◆ What the task asks
Please return every line of the items below unchanged and in the same order, leaving out the pictures.

◆ Data shown

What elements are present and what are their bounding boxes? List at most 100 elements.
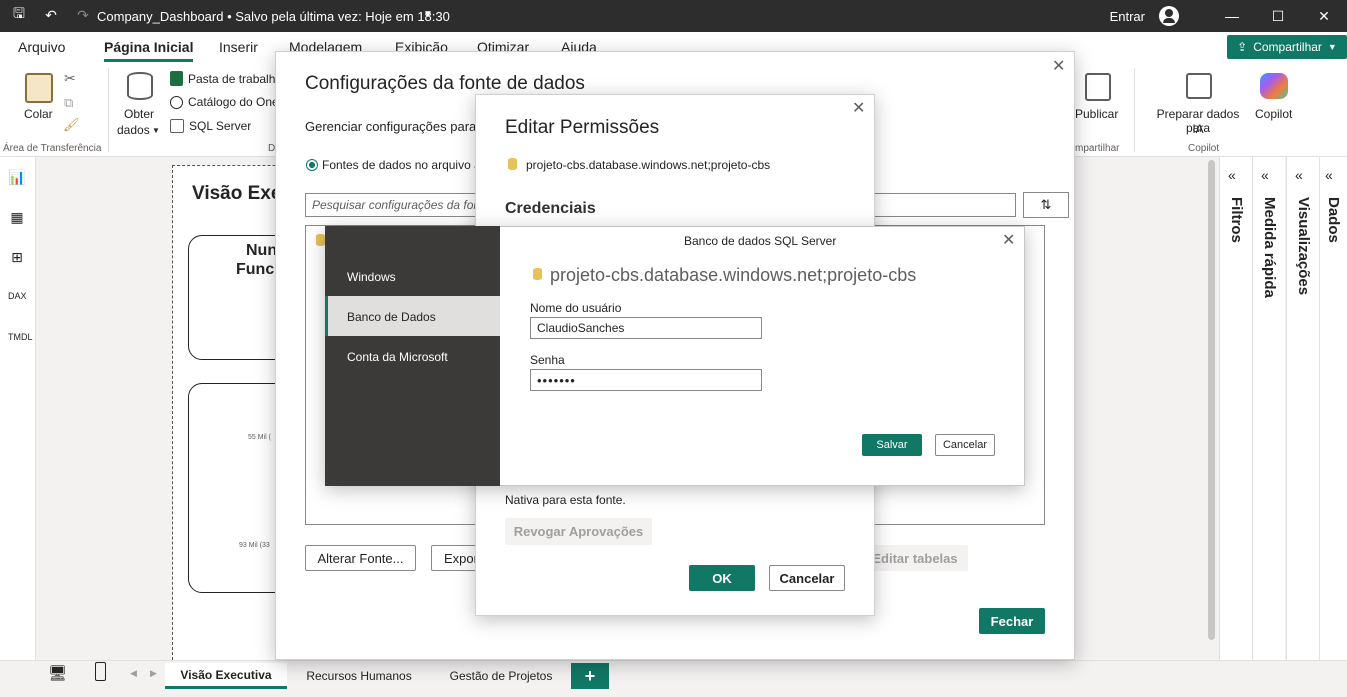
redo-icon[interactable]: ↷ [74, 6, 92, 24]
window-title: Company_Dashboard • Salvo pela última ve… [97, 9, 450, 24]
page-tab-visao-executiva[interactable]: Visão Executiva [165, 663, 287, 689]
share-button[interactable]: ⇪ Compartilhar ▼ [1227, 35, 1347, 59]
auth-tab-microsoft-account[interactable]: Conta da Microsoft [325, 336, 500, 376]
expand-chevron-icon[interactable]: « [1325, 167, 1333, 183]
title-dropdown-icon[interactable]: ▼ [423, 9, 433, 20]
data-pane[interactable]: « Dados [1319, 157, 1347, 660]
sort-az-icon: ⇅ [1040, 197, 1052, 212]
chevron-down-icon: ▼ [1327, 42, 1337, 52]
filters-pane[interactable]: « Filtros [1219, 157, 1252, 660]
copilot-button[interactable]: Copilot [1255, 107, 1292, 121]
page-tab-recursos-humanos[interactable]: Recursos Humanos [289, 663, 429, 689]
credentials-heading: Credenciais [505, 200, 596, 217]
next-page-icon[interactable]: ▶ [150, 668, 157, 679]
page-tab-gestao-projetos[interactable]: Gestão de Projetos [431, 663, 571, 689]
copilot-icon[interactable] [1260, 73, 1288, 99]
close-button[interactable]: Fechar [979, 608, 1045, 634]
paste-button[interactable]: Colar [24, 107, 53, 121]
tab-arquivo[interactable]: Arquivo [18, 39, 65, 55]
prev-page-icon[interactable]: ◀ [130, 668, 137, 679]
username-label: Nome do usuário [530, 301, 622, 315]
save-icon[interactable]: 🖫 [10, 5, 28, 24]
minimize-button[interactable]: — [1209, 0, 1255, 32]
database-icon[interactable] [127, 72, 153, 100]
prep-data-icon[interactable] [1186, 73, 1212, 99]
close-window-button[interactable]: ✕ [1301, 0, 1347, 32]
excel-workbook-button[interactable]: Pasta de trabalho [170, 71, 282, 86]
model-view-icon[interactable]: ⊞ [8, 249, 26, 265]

◆ Written answer
What elements are present and what are their bounding boxes? List at most 100 elements.
redo-icon[interactable]: ↷ [74, 6, 92, 24]
window-title: Company_Dashboard • Salvo pela última ve… [97, 9, 450, 24]
page-tab-visao-executiva[interactable]: Visão Executiva [165, 663, 287, 689]
share-button[interactable]: ⇪ Compartilhar ▼ [1227, 35, 1347, 59]
auth-tab-microsoft-account[interactable]: Conta da Microsoft [325, 336, 500, 376]
expand-chevron-icon[interactable]: « [1325, 167, 1333, 183]
title-dropdown-icon[interactable]: ▼ [423, 9, 433, 20]
data-pane[interactable]: « Dados [1319, 157, 1347, 660]
sort-az-icon: ⇅ [1040, 197, 1052, 212]
chevron-down-icon: ▼ [1327, 42, 1337, 52]
filters-pane[interactable]: « Filtros [1219, 157, 1252, 660]
copilot-button[interactable]: Copilot [1255, 107, 1292, 121]
page-tab-recursos-humanos[interactable]: Recursos Humanos [289, 663, 429, 689]
credentials-heading: Credenciais [505, 200, 596, 217]
next-page-icon[interactable]: ▶ [150, 668, 157, 679]
page-tab-gestao-projetos[interactable]: Gestão de Projetos [431, 663, 571, 689]
copilot-icon[interactable] [1260, 73, 1288, 99]
close-button[interactable]: Fechar [979, 608, 1045, 634]
paste-button[interactable]: Colar [24, 107, 53, 121]
tab-arquivo[interactable]: Arquivo [18, 39, 65, 55]
prev-page-icon[interactable]: ◀ [130, 668, 137, 679]
username-label: Nome do usuário [530, 301, 622, 315]
save-icon[interactable]: 🖫 [10, 5, 28, 24]
minimize-button[interactable]: — [1209, 0, 1255, 32]
database-icon[interactable] [127, 72, 153, 100]
prep-data-icon[interactable] [1186, 73, 1212, 99]
close-window-button[interactable]: ✕ [1301, 0, 1347, 32]
excel-workbook-button[interactable]: Pasta de trabalho [170, 71, 282, 86]
model-view-icon[interactable]: ⊞ [8, 249, 26, 265]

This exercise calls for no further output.